Please reproduce the records below exactly, omitting any pictures they contain.
*-*-*
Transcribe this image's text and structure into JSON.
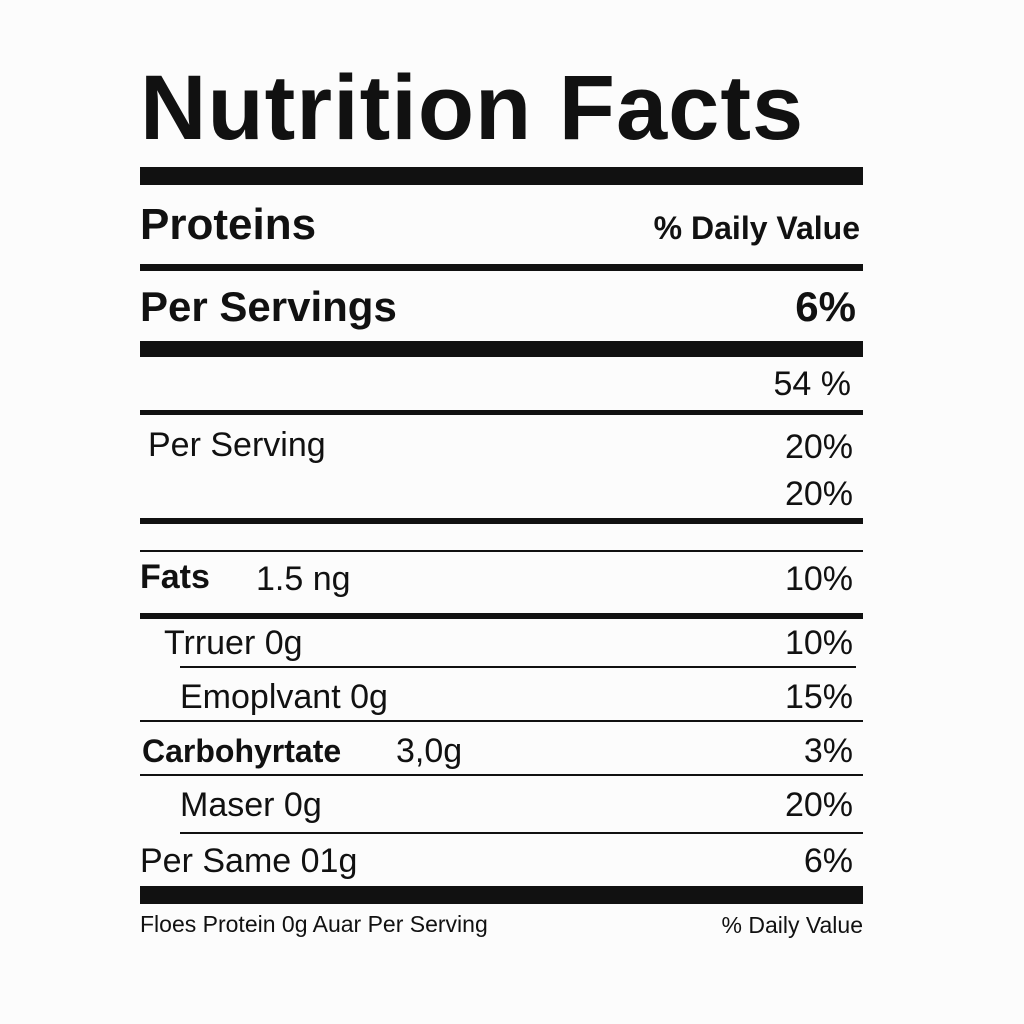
{
  "title": "Nutrition Facts",
  "header": {
    "left": "Proteins",
    "right": "% Daily Value"
  },
  "serving_main": {
    "label": "Per Servings",
    "value": "6%"
  },
  "rows": {
    "r1_value": "54 %",
    "r2_label": "Per Serving",
    "r2_value_a": "20%",
    "r2_value_b": "20%",
    "fats_label": "Fats",
    "fats_amount": "1.5 ng",
    "fats_value": "10%",
    "trruer_label": "Trruer 0g",
    "trruer_value": "10%",
    "emop_label": "Emoplvant 0g",
    "emop_value": "15%",
    "carb_label": "Carbohyrtate",
    "carb_amount": "3,0g",
    "carb_value": "3%",
    "maser_label": "Maser 0g",
    "maser_value": "20%",
    "same_label": "Per Same 01g",
    "same_value": "6%"
  },
  "footer": {
    "left": "Floes Protein 0g Auar Per Serving",
    "right": "% Daily Value"
  }
}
*-*-*
Result of this task
Transcribe this image's text and structure into JSON.
{
  "title": "Nutrition Facts",
  "header": {
    "left": "Proteins",
    "right": "% Daily Value"
  },
  "serving_main": {
    "label": "Per Servings",
    "value": "6%"
  },
  "rows": {
    "r1_value": "54 %",
    "r2_label": "Per Serving",
    "r2_value_a": "20%",
    "r2_value_b": "20%",
    "fats_label": "Fats",
    "fats_amount": "1.5 ng",
    "fats_value": "10%",
    "trruer_label": "Trruer 0g",
    "trruer_value": "10%",
    "emop_label": "Emoplvant 0g",
    "emop_value": "15%",
    "carb_label": "Carbohyrtate",
    "carb_amount": "3,0g",
    "carb_value": "3%",
    "maser_label": "Maser 0g",
    "maser_value": "20%",
    "same_label": "Per Same 01g",
    "same_value": "6%"
  },
  "footer": {
    "left": "Floes Protein 0g Auar Per Serving",
    "right": "% Daily Value"
  }
}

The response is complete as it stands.